SET EXERCISE ::
Go through the data and copy every line exactly, but not the images.
[start of MATERIAL TO PROCESS]
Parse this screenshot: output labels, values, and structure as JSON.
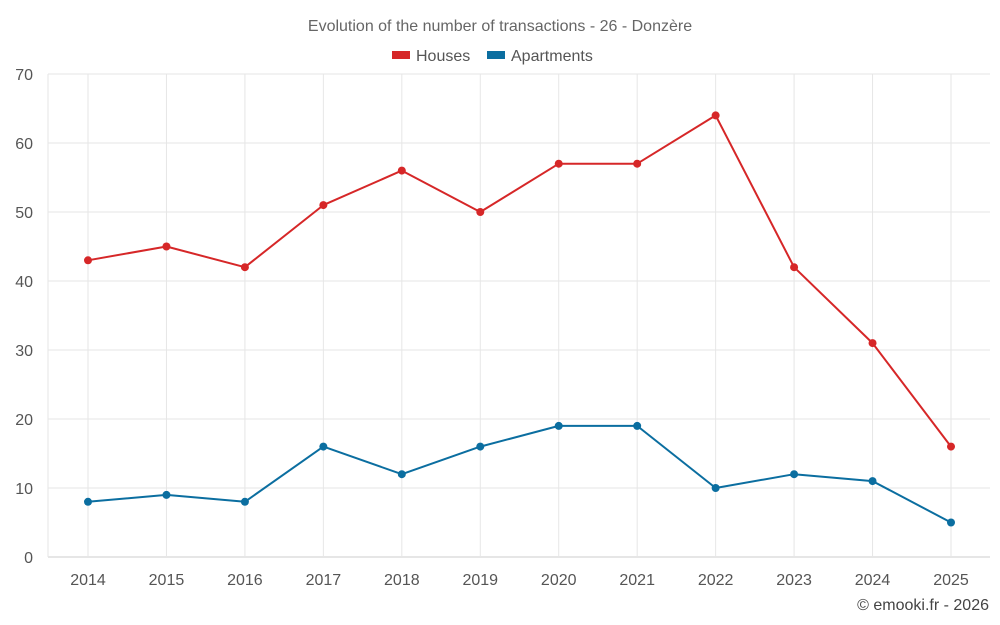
{
  "chart_data": {
    "type": "line",
    "title": "Evolution of the number of transactions - 26 - Donzère",
    "categories": [
      "2014",
      "2015",
      "2016",
      "2017",
      "2018",
      "2019",
      "2020",
      "2021",
      "2022",
      "2023",
      "2024",
      "2025"
    ],
    "series": [
      {
        "name": "Houses",
        "color": "#d62728",
        "values": [
          43,
          45,
          42,
          51,
          56,
          50,
          57,
          57,
          64,
          42,
          31,
          16
        ]
      },
      {
        "name": "Apartments",
        "color": "#0b6ea0",
        "values": [
          8,
          9,
          8,
          16,
          12,
          16,
          19,
          19,
          10,
          12,
          11,
          5
        ]
      }
    ],
    "ylim": [
      0,
      70
    ],
    "yticks": [
      "0",
      "10",
      "20",
      "30",
      "40",
      "50",
      "60",
      "70"
    ],
    "xlabel": "",
    "ylabel": "",
    "grid": true,
    "legend_position": "top-center"
  },
  "credit": "© emooki.fr - 2026"
}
[end of MATERIAL TO PROCESS]
RIGHT ANSWER ::
Parse this screenshot: output labels, values, and structure as JSON.
{
  "chart_data": {
    "type": "line",
    "title": "Evolution of the number of transactions - 26 - Donzère",
    "categories": [
      "2014",
      "2015",
      "2016",
      "2017",
      "2018",
      "2019",
      "2020",
      "2021",
      "2022",
      "2023",
      "2024",
      "2025"
    ],
    "series": [
      {
        "name": "Houses",
        "color": "#d62728",
        "values": [
          43,
          45,
          42,
          51,
          56,
          50,
          57,
          57,
          64,
          42,
          31,
          16
        ]
      },
      {
        "name": "Apartments",
        "color": "#0b6ea0",
        "values": [
          8,
          9,
          8,
          16,
          12,
          16,
          19,
          19,
          10,
          12,
          11,
          5
        ]
      }
    ],
    "ylim": [
      0,
      70
    ],
    "yticks": [
      "0",
      "10",
      "20",
      "30",
      "40",
      "50",
      "60",
      "70"
    ],
    "xlabel": "",
    "ylabel": "",
    "grid": true,
    "legend_position": "top-center"
  },
  "credit": "© emooki.fr - 2026"
}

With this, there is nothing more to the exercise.